**GOAL**.
Single out each line with the word "ylabel" and copy it.

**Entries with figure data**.
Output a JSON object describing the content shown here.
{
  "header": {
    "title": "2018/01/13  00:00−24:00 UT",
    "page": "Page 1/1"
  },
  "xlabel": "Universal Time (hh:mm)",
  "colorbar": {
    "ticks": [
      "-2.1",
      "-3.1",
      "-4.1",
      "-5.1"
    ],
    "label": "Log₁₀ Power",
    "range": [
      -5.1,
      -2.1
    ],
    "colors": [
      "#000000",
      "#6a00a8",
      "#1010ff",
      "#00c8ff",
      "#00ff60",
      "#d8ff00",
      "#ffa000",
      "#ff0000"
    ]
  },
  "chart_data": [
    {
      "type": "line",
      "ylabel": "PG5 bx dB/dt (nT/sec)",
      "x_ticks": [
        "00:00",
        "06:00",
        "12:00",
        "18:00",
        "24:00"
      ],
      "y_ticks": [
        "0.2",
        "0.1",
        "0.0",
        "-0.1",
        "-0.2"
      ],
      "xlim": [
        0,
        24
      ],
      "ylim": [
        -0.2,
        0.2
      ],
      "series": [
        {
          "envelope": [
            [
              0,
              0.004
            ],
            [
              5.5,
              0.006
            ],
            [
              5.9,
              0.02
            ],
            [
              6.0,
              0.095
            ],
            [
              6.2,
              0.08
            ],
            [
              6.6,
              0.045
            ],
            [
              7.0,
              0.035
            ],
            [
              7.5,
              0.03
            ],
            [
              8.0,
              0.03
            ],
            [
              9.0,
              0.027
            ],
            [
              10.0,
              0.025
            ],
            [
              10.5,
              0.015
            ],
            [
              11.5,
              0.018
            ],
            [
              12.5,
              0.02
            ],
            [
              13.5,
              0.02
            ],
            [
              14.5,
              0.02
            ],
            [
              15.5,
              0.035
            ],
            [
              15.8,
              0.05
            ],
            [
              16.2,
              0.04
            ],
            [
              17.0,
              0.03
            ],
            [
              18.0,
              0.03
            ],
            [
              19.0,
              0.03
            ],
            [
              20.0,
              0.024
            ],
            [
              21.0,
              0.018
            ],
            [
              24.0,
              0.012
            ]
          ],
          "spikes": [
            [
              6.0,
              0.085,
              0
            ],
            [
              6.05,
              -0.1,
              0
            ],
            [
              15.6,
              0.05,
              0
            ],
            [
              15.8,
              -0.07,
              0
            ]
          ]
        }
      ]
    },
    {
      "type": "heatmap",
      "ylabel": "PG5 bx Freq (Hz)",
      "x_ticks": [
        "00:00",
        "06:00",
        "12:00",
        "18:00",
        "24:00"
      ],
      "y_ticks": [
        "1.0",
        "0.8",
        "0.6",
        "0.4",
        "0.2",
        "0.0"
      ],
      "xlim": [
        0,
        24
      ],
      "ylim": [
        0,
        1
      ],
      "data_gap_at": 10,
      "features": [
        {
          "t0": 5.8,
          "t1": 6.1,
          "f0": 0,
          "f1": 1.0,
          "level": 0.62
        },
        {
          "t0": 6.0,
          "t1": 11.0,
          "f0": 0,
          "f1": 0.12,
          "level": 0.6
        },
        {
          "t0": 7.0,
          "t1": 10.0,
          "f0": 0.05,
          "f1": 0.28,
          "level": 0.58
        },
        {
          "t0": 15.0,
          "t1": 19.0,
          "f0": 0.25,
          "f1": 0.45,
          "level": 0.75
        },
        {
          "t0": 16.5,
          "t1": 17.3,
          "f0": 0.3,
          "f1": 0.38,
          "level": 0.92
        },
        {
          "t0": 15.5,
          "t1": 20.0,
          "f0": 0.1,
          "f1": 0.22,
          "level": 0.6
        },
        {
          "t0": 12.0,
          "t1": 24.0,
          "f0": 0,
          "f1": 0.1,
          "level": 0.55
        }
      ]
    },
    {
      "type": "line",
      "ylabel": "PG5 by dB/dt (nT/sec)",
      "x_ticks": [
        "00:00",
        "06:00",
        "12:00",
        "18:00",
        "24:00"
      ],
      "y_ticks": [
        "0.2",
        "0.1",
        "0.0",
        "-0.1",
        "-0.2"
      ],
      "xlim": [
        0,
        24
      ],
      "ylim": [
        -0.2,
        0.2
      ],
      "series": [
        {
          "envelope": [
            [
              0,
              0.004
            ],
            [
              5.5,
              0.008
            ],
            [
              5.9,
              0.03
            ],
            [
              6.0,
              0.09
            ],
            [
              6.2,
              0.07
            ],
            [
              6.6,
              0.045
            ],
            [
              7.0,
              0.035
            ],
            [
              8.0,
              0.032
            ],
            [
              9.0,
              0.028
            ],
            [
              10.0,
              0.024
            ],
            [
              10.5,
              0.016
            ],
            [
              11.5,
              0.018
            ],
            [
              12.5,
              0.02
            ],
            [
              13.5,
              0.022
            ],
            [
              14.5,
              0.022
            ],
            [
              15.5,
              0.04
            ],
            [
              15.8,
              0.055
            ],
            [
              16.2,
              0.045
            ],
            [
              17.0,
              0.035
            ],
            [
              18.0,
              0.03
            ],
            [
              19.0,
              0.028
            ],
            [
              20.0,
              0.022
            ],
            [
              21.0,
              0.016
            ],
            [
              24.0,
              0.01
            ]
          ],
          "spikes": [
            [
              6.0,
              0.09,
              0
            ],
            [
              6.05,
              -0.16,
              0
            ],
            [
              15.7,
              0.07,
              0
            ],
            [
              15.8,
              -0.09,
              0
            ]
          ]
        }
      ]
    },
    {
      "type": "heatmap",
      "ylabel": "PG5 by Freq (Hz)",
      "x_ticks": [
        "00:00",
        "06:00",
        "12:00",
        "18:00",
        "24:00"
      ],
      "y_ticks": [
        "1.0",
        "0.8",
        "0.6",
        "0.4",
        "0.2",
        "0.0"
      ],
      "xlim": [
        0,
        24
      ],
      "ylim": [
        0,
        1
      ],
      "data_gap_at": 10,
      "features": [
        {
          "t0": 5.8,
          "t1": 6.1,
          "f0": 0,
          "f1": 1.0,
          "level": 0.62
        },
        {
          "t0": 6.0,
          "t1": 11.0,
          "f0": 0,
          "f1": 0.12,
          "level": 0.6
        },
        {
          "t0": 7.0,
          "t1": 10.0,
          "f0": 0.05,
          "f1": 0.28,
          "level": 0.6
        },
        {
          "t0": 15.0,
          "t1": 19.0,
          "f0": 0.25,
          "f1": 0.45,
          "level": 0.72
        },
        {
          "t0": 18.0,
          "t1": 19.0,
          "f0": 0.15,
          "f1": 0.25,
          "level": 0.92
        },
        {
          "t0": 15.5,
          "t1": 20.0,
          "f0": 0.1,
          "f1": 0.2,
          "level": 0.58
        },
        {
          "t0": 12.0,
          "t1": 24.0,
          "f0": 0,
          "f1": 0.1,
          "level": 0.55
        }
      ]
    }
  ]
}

**FULL RESPONSE**.
      "ylabel": "PG5 bx dB/dt (nT/sec)",
      "ylabel": "PG5 bx Freq (Hz)",
      "ylabel": "PG5 by dB/dt (nT/sec)",
      "ylabel": "PG5 by Freq (Hz)",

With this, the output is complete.